** START Data section **

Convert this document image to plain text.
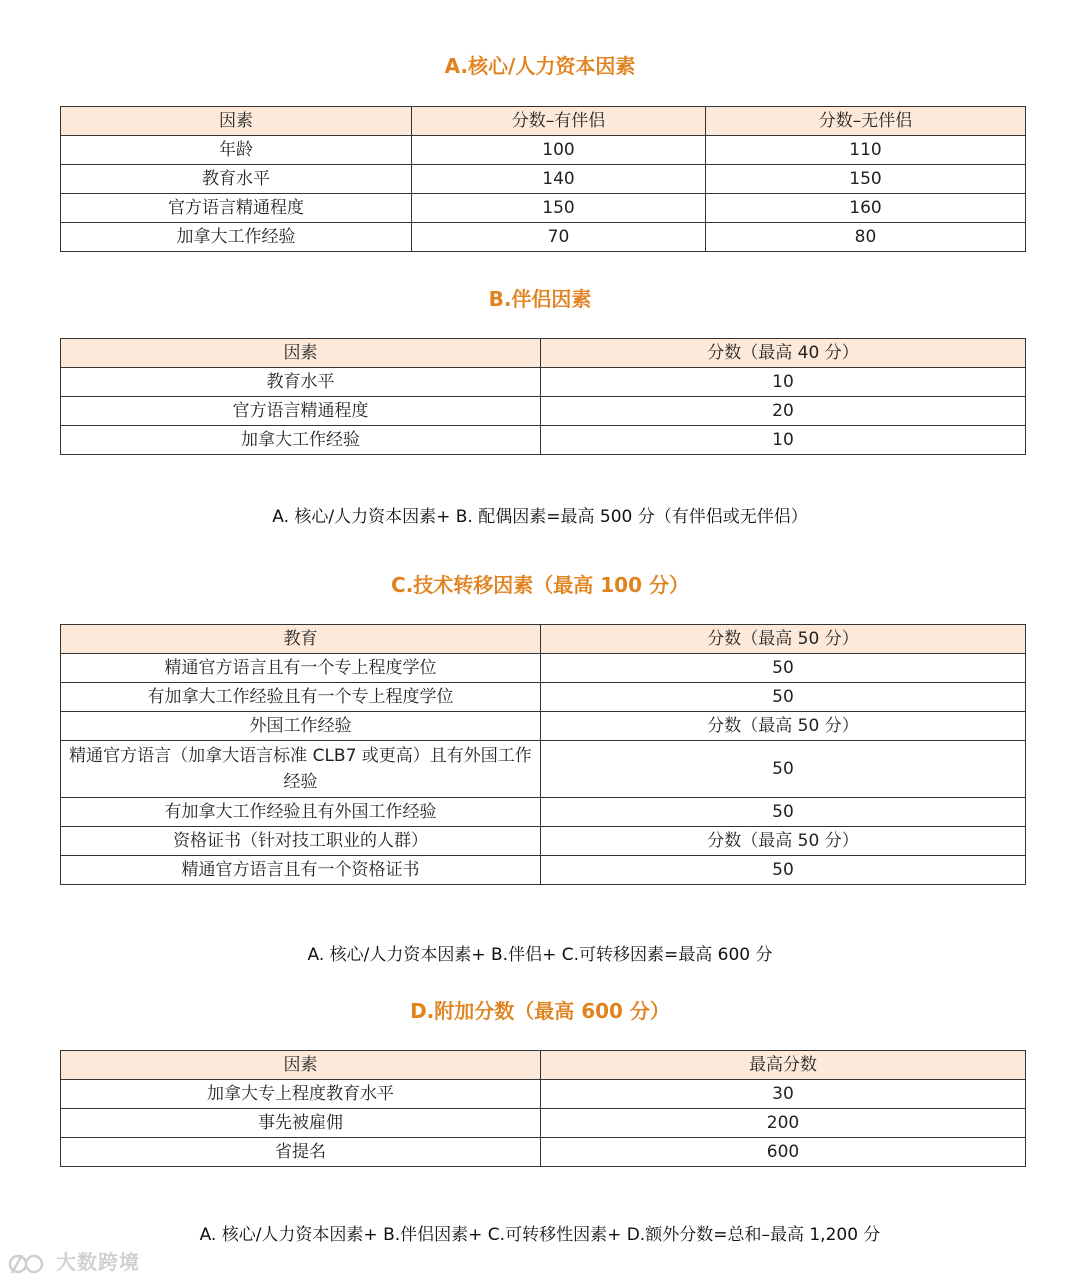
A.核心/人力资本因素
因素	分数–有伴侣	分数–无伴侣
年龄	100	110
教育水平	140	150
官方语言精通程度	150	160
加拿大工作经验	70	80
B.伴侣因素
因素	分数（最高 40 分）
教育水平	10
官方语言精通程度	20
加拿大工作经验	10
A. 核心/人力资本因素+ B. 配偶因素=最高 500 分（有伴侣或无伴侣）
C.技术转移因素（最高 100 分）
教育	分数（最高 50 分）
精通官方语言且有一个专上程度学位	50
有加拿大工作经验且有一个专上程度学位	50
外国工作经验	分数（最高 50 分）
精通官方语言（加拿大语言标准 CLB7 或更高）且有外国工作经验	50
有加拿大工作经验且有外国工作经验	50
资格证书（针对技工职业的人群）	分数（最高 50 分）
精通官方语言且有一个资格证书	50
A. 核心/人力资本因素+ B.伴侣+ C.可转移因素=最高 600 分
D.附加分数（最高 600 分）
因素	最高分数
加拿大专上程度教育水平	30
事先被雇佣	200
省提名	600
A. 核心/人力资本因素+ B.伴侣因素+ C.可转移性因素+ D.额外分数=总和–最高 1,200 分
大数跨境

** END Data section **

Problem requirements –
Copy the material shown above in full and exactly. Skip the pictures.

Answer to this task –
Convert this document image to plain text.
A.核心/人力资本因素
因素	分数–有伴侣	分数–无伴侣
年龄	100	110
教育水平	140	150
官方语言精通程度	150	160
加拿大工作经验	70	80
B.伴侣因素
因素	分数（最高 40 分）
教育水平	10
官方语言精通程度	20
加拿大工作经验	10
A. 核心/人力资本因素+ B. 配偶因素=最高 500 分（有伴侣或无伴侣）
C.技术转移因素（最高 100 分）
教育	分数（最高 50 分）
精通官方语言且有一个专上程度学位	50
有加拿大工作经验且有一个专上程度学位	50
外国工作经验	分数（最高 50 分）
精通官方语言（加拿大语言标准 CLB7 或更高）且有外国工作经验	50
有加拿大工作经验且有外国工作经验	50
资格证书（针对技工职业的人群）	分数（最高 50 分）
精通官方语言且有一个资格证书	50
A. 核心/人力资本因素+ B.伴侣+ C.可转移因素=最高 600 分
D.附加分数（最高 600 分）
因素	最高分数
加拿大专上程度教育水平	30
事先被雇佣	200
省提名	600
A. 核心/人力资本因素+ B.伴侣因素+ C.可转移性因素+ D.额外分数=总和–最高 1,200 分
大数跨境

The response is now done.